TASKS TO CARRY OUT>
a. In the passage on safer-haven ETF proxies, what share of the sovereign bonds in the European program is bought by the national central banks rather than by the ECB itself?
b. Write a continuation of the passage on safer-haven ETF proxies, starting right after its final sentence.

PASSAGE TO READ>
⟨

Safer Haven ETF Proxies

For those who do not understand why the yen strengthens in risk-off environments, you may need a refresher on the “carry trade.” Investors borrow the low yielding yen to invest in higher yielding assets or higher appreciating assets. However, there is a serious consequence for playing the game at the wrong time; specifically, the yen rises in value when institutions and hedge funds rapidly sell stocks, higher-yielding bonds and higher-yielding currencies to avoid paying back loans in a more expensive yen. The Japanese currency can rise rapidly and the reverse carry trade can take on a life of its own.

During January’s volatility in U.S. stock assets, FXY has crossed above its 50-day moving average. If the risk off volatility has truly run its course due to the European Central Bank’s mammoth QE promise and the Bank of Japan’s existing promises, FXY should stabilize rather than climb. Conversely, additional gains for FXY would suggest additional unwinding of the yen carry trade as well as a high probability of heavy volume selling of stock assets.

FXY Daily

The potential for the carry trade to unwind and the yen’s historical record as a safer haven currency is the reason for its inclusion in the FTSE Custom Multi-Asset Stock Hedge Index. This index that my Pacific Park Financial colleague and I created with FTSE-Russell — the one that many are already calling “MASH” – holds the franc, yen, dollar and gold. It also owns long maturity Treasuries, zero coupon bonds, inflation-protected securities, munis, German bunds and Japanese government bonds. Year-to-date, the FTSE Custom Multi-Asset Stock Hedge Index is up 4.5%.

Shouldn’t investors just play market-based securities in a way that has worked so well during the Federal Reserve’s QE3? The shock-and-awe, 1.5 trillion dollar, open-ended, bond-buying bazooka that gave U.S. stocks double-digit percentage gains in 2012, 2013 and 2014? After all, the European Central Bank (ECB) is proffering $1.1 trillion euros into 2016. The problem in the comparison between these programs is that 80% of the sovereign bonds are being bought by the national central banks and not the the ECB itself. This means that each country (e.g., Austria, Belgium, France, Germany, Greece, Italy, Spain, etc.) is responsible for its own default risk.

⟩

GIVEN INFORMATION>
⟨

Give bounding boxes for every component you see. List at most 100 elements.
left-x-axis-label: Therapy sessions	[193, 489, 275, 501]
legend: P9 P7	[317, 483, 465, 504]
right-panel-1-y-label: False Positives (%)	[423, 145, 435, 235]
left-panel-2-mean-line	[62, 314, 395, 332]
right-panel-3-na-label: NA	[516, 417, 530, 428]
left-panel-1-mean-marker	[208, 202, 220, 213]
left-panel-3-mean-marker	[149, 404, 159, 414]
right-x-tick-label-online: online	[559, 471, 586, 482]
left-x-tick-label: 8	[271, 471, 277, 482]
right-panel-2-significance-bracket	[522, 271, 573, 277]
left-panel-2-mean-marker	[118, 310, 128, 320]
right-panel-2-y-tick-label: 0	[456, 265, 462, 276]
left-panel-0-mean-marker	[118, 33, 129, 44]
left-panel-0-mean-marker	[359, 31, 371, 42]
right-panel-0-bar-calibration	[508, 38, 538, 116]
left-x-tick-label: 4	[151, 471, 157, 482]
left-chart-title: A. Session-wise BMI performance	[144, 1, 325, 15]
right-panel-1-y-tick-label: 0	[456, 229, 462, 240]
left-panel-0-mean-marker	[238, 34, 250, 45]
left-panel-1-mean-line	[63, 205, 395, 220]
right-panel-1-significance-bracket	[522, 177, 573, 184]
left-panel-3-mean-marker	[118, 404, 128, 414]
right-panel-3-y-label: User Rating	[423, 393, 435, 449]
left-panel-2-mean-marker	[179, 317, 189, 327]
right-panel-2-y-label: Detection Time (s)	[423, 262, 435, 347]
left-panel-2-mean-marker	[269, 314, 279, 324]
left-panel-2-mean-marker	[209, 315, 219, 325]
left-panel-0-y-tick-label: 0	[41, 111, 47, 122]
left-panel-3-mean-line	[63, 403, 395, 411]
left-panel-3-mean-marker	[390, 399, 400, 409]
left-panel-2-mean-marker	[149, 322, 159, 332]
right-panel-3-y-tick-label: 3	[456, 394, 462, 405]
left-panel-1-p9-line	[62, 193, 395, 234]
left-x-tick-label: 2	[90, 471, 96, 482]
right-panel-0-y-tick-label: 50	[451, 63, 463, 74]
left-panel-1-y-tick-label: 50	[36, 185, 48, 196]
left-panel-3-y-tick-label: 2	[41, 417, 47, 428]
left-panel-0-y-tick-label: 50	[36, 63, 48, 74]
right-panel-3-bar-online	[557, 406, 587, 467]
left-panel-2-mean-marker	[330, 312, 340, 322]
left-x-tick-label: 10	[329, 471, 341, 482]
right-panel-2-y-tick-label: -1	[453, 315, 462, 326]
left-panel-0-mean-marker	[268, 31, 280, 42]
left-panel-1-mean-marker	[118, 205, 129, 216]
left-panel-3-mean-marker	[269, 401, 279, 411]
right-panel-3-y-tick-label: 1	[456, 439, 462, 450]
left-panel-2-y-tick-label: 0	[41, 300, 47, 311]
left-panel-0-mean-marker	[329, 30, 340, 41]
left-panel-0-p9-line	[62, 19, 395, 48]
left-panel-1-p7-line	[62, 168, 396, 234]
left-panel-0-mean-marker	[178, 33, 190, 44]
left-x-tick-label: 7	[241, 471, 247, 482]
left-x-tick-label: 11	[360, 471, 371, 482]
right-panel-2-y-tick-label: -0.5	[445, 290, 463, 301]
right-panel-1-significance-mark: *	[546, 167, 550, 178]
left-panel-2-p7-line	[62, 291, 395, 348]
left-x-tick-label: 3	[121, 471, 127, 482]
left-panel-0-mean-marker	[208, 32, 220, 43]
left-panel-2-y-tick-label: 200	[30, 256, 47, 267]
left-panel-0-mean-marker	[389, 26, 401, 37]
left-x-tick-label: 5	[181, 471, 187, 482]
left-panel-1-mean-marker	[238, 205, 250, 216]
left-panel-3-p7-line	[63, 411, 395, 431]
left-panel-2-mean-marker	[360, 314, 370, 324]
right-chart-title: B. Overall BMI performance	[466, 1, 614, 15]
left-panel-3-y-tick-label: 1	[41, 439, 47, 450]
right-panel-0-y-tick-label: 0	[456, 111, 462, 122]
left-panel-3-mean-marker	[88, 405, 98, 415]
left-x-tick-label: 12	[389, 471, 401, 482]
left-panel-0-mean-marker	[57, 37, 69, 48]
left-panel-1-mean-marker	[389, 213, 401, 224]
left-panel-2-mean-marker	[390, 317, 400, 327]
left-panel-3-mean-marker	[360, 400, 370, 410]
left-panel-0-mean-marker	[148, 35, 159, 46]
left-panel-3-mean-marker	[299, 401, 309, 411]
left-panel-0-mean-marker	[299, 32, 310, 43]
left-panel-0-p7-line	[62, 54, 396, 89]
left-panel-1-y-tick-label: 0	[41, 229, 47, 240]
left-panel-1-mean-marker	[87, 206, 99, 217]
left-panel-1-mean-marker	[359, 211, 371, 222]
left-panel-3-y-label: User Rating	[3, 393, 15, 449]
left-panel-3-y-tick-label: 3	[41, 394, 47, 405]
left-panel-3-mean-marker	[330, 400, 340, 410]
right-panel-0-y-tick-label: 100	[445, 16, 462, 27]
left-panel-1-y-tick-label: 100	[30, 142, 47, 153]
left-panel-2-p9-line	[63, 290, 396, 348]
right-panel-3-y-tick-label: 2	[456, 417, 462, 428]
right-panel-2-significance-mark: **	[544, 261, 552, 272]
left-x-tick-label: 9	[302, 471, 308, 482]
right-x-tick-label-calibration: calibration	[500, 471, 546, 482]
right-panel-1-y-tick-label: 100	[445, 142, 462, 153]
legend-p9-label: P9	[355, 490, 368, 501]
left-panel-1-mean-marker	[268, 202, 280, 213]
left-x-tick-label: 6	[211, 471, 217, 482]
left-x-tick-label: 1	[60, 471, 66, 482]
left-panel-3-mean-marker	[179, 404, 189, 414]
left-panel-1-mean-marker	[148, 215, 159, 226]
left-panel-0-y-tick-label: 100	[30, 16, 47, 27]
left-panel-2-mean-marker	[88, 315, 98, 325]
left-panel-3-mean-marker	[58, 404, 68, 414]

⟩

YOUR RESPONSES>
a. 80%

b.
It follows that I might be willing to add a fund like iShares Hedged German Equity (NYSE:HEWG) to my barbell portfolio, alongside several existing components such as iShares S&P 100 (NYSE:OEF), SPDR Sector Select Health Care (ARCA:XLV) and Vanguard Dividend Growth (NYSE:VIG). I might be a bit more skeptical of iShares Currency Shares MSCI EAFE (NYSE:HEFA), simply because of the drag of extreme debtors on the periphery of Europe (e.g., Spain, Portugal, Greece, etc.).

By the same token, I have slowly increased exposure over the last three months to a number of existing holdings on the other side of the barbell. They include SPDR Gold Trust (ARCA:GLD), iShares 10-20 Year Treasury (NYSE:TLH), Vanguard Extended Duration (NYSE:EDV) and, more recently, FXY. Remember, multi-asset stock hedging does not mean that your dynamic hedging loses when riskier stock assets win. On the contrary. Both sides of the barbell tend to perform in late-stage bulls.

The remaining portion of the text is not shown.